--- PARTE DEL TESTO ---

4.     Letecnologie adottate nella prospezione geofisica offshore adottano tra l’altro rumori a bassa frequenza, anche al di sotto della percezione dell’orecchio umano pari a 20 Hz, ma percettibili per molte specie marine, con una bibliografia a livello mondiale che annovera, per esempio, continui casi di spiaggiamento di cetacei esposti a tali infrasuoni.
 
5.     Sul litorale jonico-tarantino in agro di Maruggio è ubicato il SIC IT91300013 delle Dune di Campomarino, contenente aree di straordinaria importanza naturalistica, con ambienti dunali ricoperti da densa vegetazione di macchia mediterranea. Si rimembra alle autorità in indirizzo, che è in atto l’iter per l’istituzione della Riserva naturale regionale orientata “Dune di Campomarino e Torrente Borraco” tra il territorio di Maruggio e Manduria. Tale Riserva dovrebbe comprendere tutta l’area del SIC IT91300013 ed estendersi nell’entroterra su una porzione di territorio ad elevata valenza paesaggistica per la presenza di aree boschive ed aree coperte da habitat e steppa. Questo a dimostrazione dell’assoluta incompatibilità tra l’attività di estrazione petrolifera in mare, che potenzialmente seguirà in caso di esito positivo della prima fase di prospezione, e la naturale vocazione agricola, di pesca e di turismo rurale dei territori costieri autoctoni.

--- ESTRATTI DELLE RIGHE ---

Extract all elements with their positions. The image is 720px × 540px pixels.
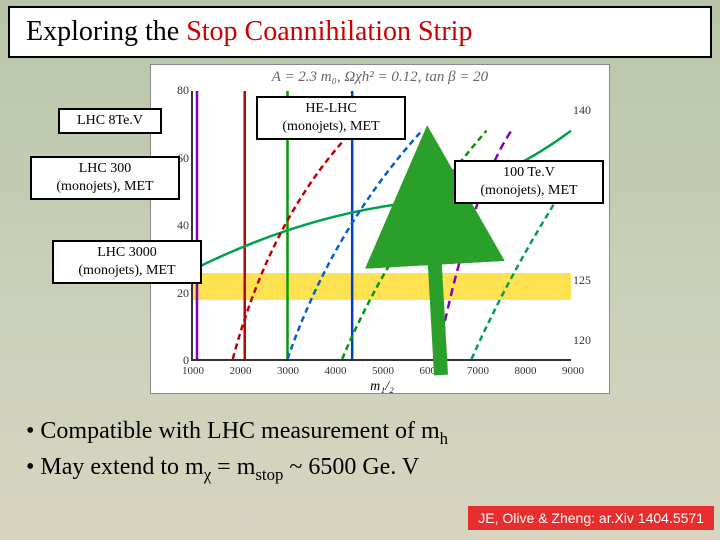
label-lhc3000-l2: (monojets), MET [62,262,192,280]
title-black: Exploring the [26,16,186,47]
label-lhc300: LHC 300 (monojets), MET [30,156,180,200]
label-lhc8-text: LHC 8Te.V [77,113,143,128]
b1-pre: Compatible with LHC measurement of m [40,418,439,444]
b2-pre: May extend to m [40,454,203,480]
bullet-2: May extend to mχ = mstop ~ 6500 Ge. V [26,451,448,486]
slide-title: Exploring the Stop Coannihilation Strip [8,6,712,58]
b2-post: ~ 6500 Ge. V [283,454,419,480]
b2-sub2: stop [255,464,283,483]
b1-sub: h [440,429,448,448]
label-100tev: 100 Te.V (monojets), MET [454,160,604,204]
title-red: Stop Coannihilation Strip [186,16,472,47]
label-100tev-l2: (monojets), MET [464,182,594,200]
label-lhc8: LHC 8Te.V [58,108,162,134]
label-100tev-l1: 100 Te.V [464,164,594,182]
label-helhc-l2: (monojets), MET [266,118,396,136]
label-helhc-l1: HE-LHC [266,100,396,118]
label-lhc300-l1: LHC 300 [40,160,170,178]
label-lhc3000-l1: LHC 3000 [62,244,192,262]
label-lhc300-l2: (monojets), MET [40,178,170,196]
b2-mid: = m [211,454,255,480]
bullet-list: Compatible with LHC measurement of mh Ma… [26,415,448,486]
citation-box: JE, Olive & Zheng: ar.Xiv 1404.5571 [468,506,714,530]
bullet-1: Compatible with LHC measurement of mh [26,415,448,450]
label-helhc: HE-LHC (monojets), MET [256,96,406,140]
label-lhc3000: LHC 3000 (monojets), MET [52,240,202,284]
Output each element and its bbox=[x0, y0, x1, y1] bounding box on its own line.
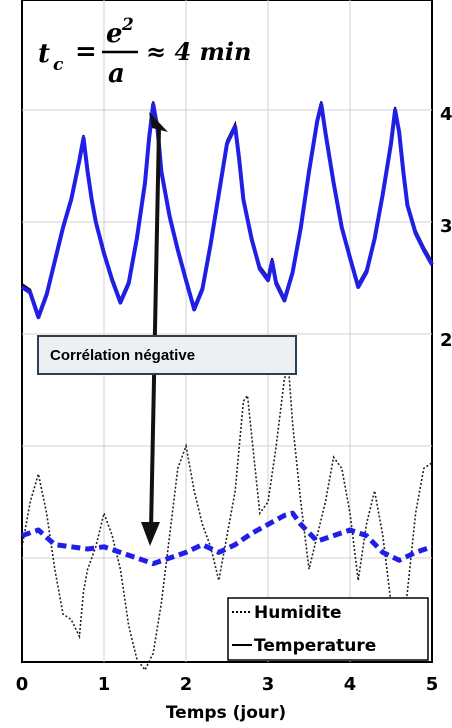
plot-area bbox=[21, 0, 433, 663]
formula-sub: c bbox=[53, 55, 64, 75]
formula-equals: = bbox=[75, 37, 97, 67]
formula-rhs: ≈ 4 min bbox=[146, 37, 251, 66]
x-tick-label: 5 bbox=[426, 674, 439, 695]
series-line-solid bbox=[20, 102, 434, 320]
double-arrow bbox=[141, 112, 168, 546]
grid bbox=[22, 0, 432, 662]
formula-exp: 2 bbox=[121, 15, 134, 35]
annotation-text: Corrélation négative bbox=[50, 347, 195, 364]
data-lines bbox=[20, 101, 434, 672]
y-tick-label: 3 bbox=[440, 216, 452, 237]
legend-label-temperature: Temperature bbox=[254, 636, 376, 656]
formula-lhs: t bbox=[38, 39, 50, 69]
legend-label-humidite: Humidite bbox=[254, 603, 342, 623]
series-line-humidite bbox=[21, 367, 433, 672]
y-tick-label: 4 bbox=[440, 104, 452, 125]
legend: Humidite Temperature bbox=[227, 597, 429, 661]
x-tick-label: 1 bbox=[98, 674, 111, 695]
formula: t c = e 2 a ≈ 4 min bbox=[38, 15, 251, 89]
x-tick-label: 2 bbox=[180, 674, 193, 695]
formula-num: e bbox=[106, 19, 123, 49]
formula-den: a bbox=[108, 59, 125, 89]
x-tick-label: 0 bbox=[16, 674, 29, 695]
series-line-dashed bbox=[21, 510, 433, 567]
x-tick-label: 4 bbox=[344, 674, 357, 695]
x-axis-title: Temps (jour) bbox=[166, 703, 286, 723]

---

§ **COSA FARE**
Prosegui il testo sulla prospezione geofisica in mare davanti alla costa di Maruggio, riprendendo subito dopo l'ultima frase riportata.

§ **RISULTATO DEL COMPITO**
6. Considerata la vorticosa presentazione di richieste di conferimento permessi di ricerca idrocarburi nel mar Ionio - Golfo di Taranto, a solo titolo esemplificativo ci si riferisce alle 4 di Northern Petroleum ltd, a quelle di ENI, ENEL Longanesi Development, Nautical Petroleum Transunion Petroleum Italia ecc., in aggiunta alle 2 di Shell Italia in argomentazione, è fondamentale valutare l’effetto cumulativo e le stesse interferenze dei vari progetti.
 
7.   L’Italia sta correndo in questo momento l’enorme rischio di riportare danni e conseguenze irreversibili, per quanto riguarda la sua estrema bio-diversificazione, nei suoi aspetti ambientali, storici, sociali e culturali. Ne consegue che la decisione finale su tali argomenti non dovrebbe essere imposta da quel colonialismo delle multinazionali favorite dal fantomatico “libero mercato energetico”, ma dovrebbe scaturire dalle “libere decisioni” dei cittadini calabresi, lucani e pugliesi, reali detentori dell’immenso patrimonio del Golfo di Taranto.
 
8.     In conclusione il quadro ambientale dell’area interessata dalla ricerca idrocarburi, alla luce delle analisi effettuate nelle presenti OSSERVAZIONI, è da ritenersi incompatibile con l’intervento proposto.